# Exercise aim:
Copy every line of the material below, reproducing each one character for character.

--- start Supplied entries ---

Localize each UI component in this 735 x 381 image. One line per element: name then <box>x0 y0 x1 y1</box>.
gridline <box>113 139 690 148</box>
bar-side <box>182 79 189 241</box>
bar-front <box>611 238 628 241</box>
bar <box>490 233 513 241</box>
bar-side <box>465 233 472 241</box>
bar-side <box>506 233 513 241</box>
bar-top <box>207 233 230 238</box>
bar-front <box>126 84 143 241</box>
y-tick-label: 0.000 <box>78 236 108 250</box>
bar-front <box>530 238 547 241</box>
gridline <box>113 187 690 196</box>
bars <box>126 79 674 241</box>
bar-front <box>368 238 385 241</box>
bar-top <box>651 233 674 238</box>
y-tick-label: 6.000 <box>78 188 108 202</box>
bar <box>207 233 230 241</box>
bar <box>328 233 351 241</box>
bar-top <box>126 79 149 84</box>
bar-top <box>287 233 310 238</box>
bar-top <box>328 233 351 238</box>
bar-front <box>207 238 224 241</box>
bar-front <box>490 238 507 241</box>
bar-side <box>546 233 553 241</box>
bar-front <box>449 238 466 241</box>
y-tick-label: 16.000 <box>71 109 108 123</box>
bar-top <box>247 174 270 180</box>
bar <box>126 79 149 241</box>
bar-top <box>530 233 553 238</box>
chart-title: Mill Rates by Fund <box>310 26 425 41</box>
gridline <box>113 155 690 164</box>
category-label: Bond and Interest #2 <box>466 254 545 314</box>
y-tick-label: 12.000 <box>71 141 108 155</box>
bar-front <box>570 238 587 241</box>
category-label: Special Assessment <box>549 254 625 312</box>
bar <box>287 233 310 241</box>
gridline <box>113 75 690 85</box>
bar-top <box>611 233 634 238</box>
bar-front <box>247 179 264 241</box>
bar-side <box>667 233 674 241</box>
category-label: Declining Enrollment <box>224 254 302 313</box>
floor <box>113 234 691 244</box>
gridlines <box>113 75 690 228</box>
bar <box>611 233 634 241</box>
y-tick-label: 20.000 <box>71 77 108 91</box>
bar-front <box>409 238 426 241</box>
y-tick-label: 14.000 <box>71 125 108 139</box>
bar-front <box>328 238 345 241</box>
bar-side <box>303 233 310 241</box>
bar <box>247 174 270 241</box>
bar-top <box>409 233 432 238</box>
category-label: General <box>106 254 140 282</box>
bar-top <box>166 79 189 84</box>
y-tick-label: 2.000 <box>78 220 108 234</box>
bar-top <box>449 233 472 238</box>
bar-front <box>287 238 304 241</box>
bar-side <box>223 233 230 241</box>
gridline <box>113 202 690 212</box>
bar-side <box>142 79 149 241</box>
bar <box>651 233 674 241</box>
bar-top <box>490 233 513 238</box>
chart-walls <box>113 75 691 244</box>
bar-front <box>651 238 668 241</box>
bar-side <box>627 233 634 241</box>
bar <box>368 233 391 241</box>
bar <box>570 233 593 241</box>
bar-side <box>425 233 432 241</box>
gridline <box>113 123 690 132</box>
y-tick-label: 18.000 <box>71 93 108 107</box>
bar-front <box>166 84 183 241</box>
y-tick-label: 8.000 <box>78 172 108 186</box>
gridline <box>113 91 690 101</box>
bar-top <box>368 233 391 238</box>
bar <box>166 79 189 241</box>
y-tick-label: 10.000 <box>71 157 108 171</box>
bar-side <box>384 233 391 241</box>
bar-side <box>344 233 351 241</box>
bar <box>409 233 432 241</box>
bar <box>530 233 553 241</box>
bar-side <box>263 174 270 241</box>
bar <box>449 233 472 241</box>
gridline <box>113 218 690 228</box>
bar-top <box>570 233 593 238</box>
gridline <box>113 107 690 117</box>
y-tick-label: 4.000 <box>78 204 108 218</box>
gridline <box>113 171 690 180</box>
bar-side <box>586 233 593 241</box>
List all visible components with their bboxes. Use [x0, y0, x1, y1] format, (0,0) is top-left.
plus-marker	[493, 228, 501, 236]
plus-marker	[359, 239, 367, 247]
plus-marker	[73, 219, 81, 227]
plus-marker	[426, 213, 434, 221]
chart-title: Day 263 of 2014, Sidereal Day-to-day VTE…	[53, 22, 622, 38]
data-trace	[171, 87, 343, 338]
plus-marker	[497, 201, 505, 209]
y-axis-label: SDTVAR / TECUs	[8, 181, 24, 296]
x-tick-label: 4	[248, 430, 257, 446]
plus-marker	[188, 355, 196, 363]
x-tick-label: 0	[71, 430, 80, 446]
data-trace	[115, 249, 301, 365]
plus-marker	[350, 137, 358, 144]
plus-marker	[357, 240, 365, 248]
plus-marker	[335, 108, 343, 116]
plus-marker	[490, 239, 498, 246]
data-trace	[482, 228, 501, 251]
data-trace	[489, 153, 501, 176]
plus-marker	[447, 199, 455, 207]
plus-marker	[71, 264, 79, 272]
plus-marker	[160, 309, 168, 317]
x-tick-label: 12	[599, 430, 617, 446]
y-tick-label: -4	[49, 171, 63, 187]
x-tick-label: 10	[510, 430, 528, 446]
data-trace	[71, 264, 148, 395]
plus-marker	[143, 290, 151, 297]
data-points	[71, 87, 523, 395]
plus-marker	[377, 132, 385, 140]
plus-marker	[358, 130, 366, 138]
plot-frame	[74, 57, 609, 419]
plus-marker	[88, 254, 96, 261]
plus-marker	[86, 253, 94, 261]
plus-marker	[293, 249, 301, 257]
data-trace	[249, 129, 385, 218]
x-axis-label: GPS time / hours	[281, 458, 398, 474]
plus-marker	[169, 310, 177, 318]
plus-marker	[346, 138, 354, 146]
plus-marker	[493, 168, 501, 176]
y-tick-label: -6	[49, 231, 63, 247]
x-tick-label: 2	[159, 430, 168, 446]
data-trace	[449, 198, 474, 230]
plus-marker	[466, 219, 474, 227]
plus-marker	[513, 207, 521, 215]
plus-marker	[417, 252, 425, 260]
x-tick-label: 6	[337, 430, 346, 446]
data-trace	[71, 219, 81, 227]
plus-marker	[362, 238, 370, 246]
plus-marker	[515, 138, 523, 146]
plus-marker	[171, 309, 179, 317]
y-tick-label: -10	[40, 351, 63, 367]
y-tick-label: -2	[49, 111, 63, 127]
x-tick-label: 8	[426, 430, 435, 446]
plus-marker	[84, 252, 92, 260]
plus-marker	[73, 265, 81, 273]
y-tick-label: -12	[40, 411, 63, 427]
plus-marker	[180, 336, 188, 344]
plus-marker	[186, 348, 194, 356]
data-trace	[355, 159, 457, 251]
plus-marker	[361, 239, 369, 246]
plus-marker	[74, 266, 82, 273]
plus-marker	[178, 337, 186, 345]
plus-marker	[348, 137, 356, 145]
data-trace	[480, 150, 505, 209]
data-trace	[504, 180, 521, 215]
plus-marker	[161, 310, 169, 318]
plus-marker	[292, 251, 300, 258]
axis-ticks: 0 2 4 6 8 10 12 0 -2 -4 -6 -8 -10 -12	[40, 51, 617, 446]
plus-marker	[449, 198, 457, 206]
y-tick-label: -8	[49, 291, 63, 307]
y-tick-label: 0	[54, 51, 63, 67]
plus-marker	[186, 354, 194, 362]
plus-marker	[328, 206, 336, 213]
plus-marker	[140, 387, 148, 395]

--- end Supplied entries ---

# Solution below:
Localize each UI component in this 735 x 381 image. One line per element: name then <box>x0 y0 x1 y1</box>.
gridline <box>113 139 690 148</box>
bar-side <box>182 79 189 241</box>
bar-front <box>611 238 628 241</box>
bar <box>490 233 513 241</box>
bar-side <box>465 233 472 241</box>
bar-side <box>506 233 513 241</box>
bar-top <box>207 233 230 238</box>
bar-front <box>126 84 143 241</box>
y-tick-label: 0.000 <box>78 236 108 250</box>
bar-front <box>530 238 547 241</box>
gridline <box>113 187 690 196</box>
bars <box>126 79 674 241</box>
bar-front <box>368 238 385 241</box>
bar-top <box>651 233 674 238</box>
y-tick-label: 6.000 <box>78 188 108 202</box>
bar <box>207 233 230 241</box>
bar <box>328 233 351 241</box>
bar-top <box>126 79 149 84</box>
bar-top <box>287 233 310 238</box>
bar-top <box>328 233 351 238</box>
bar-front <box>207 238 224 241</box>
bar-front <box>490 238 507 241</box>
bar-side <box>546 233 553 241</box>
bar-front <box>449 238 466 241</box>
y-tick-label: 16.000 <box>71 109 108 123</box>
bar-top <box>247 174 270 180</box>
bar <box>126 79 149 241</box>
bar-top <box>530 233 553 238</box>
chart-title: Mill Rates by Fund <box>310 26 425 41</box>
gridline <box>113 155 690 164</box>
category-label: Bond and Interest #2 <box>466 254 545 314</box>
y-tick-label: 12.000 <box>71 141 108 155</box>
bar-front <box>570 238 587 241</box>
category-label: Special Assessment <box>549 254 625 312</box>
bar <box>287 233 310 241</box>
gridline <box>113 75 690 85</box>
bar-top <box>611 233 634 238</box>
bar-front <box>247 179 264 241</box>
bar-side <box>667 233 674 241</box>
category-label: Declining Enrollment <box>224 254 302 313</box>
floor <box>113 234 691 244</box>
gridlines <box>113 75 690 228</box>
bar <box>611 233 634 241</box>
y-tick-label: 20.000 <box>71 77 108 91</box>
bar-front <box>409 238 426 241</box>
y-tick-label: 14.000 <box>71 125 108 139</box>
bar-front <box>328 238 345 241</box>
bar-side <box>303 233 310 241</box>
bar <box>247 174 270 241</box>
bar-top <box>409 233 432 238</box>
category-label: General <box>106 254 140 282</box>
bar-top <box>166 79 189 84</box>
y-tick-label: 2.000 <box>78 220 108 234</box>
bar-top <box>449 233 472 238</box>
bar-front <box>287 238 304 241</box>
bar-side <box>223 233 230 241</box>
gridline <box>113 202 690 212</box>
bar-side <box>142 79 149 241</box>
bar <box>651 233 674 241</box>
bar-top <box>490 233 513 238</box>
chart-walls <box>113 75 691 244</box>
bar-front <box>651 238 668 241</box>
bar-side <box>627 233 634 241</box>
bar <box>368 233 391 241</box>
bar <box>570 233 593 241</box>
bar-side <box>425 233 432 241</box>
gridline <box>113 123 690 132</box>
y-tick-label: 18.000 <box>71 93 108 107</box>
bar-front <box>166 84 183 241</box>
y-tick-label: 8.000 <box>78 172 108 186</box>
gridline <box>113 91 690 101</box>
bar-top <box>368 233 391 238</box>
bar <box>166 79 189 241</box>
y-tick-label: 10.000 <box>71 157 108 171</box>
bar-side <box>384 233 391 241</box>
bar-side <box>344 233 351 241</box>
bar <box>409 233 432 241</box>
bar <box>530 233 553 241</box>
bar-side <box>263 174 270 241</box>
bar <box>449 233 472 241</box>
gridline <box>113 218 690 228</box>
bar-top <box>570 233 593 238</box>
gridline <box>113 107 690 117</box>
y-tick-label: 4.000 <box>78 204 108 218</box>
gridline <box>113 171 690 180</box>
bar-side <box>586 233 593 241</box>
List all visible components with their bboxes. Use [x0, y0, x1, y1] format, (0,0) is top-left.
plus-marker	[493, 228, 501, 236]
plus-marker	[359, 239, 367, 247]
plus-marker	[73, 219, 81, 227]
plus-marker	[426, 213, 434, 221]
chart-title: Day 263 of 2014, Sidereal Day-to-day VTE…	[53, 22, 622, 38]
data-trace	[171, 87, 343, 338]
plus-marker	[497, 201, 505, 209]
y-axis-label: SDTVAR / TECUs	[8, 181, 24, 296]
x-tick-label: 4	[248, 430, 257, 446]
plus-marker	[188, 355, 196, 363]
x-tick-label: 0	[71, 430, 80, 446]
data-trace	[115, 249, 301, 365]
plus-marker	[350, 137, 358, 144]
plus-marker	[357, 240, 365, 248]
plus-marker	[335, 108, 343, 116]
plus-marker	[490, 239, 498, 246]
data-trace	[482, 228, 501, 251]
data-trace	[489, 153, 501, 176]
plus-marker	[447, 199, 455, 207]
plus-marker	[71, 264, 79, 272]
plus-marker	[160, 309, 168, 317]
x-tick-label: 12	[599, 430, 617, 446]
y-tick-label: -4	[49, 171, 63, 187]
x-tick-label: 10	[510, 430, 528, 446]
data-trace	[71, 264, 148, 395]
plus-marker	[143, 290, 151, 297]
data-points	[71, 87, 523, 395]
plus-marker	[377, 132, 385, 140]
plus-marker	[358, 130, 366, 138]
plot-frame	[74, 57, 609, 419]
plus-marker	[88, 254, 96, 261]
plus-marker	[86, 253, 94, 261]
plus-marker	[293, 249, 301, 257]
data-trace	[249, 129, 385, 218]
x-axis-label: GPS time / hours	[281, 458, 398, 474]
plus-marker	[169, 310, 177, 318]
plus-marker	[346, 138, 354, 146]
plus-marker	[493, 168, 501, 176]
y-tick-label: -6	[49, 231, 63, 247]
x-tick-label: 2	[159, 430, 168, 446]
data-trace	[449, 198, 474, 230]
plus-marker	[466, 219, 474, 227]
plus-marker	[513, 207, 521, 215]
plus-marker	[417, 252, 425, 260]
x-tick-label: 6	[337, 430, 346, 446]
data-trace	[71, 219, 81, 227]
plus-marker	[362, 238, 370, 246]
plus-marker	[515, 138, 523, 146]
plus-marker	[171, 309, 179, 317]
y-tick-label: -10	[40, 351, 63, 367]
y-tick-label: -2	[49, 111, 63, 127]
x-tick-label: 8	[426, 430, 435, 446]
plus-marker	[84, 252, 92, 260]
plus-marker	[73, 265, 81, 273]
y-tick-label: -12	[40, 411, 63, 427]
plus-marker	[180, 336, 188, 344]
plus-marker	[186, 348, 194, 356]
data-trace	[355, 159, 457, 251]
plus-marker	[361, 239, 369, 246]
plus-marker	[74, 266, 82, 273]
plus-marker	[178, 337, 186, 345]
plus-marker	[348, 137, 356, 145]
data-trace	[480, 150, 505, 209]
data-trace	[504, 180, 521, 215]
plus-marker	[161, 310, 169, 318]
plus-marker	[292, 251, 300, 258]
axis-ticks: 0 2 4 6 8 10 12 0 -2 -4 -6 -8 -10 -12	[40, 51, 617, 446]
plus-marker	[449, 198, 457, 206]
y-tick-label: -8	[49, 291, 63, 307]
y-tick-label: 0	[54, 51, 63, 67]
plus-marker	[186, 354, 194, 362]
plus-marker	[328, 206, 336, 213]
plus-marker	[140, 387, 148, 395]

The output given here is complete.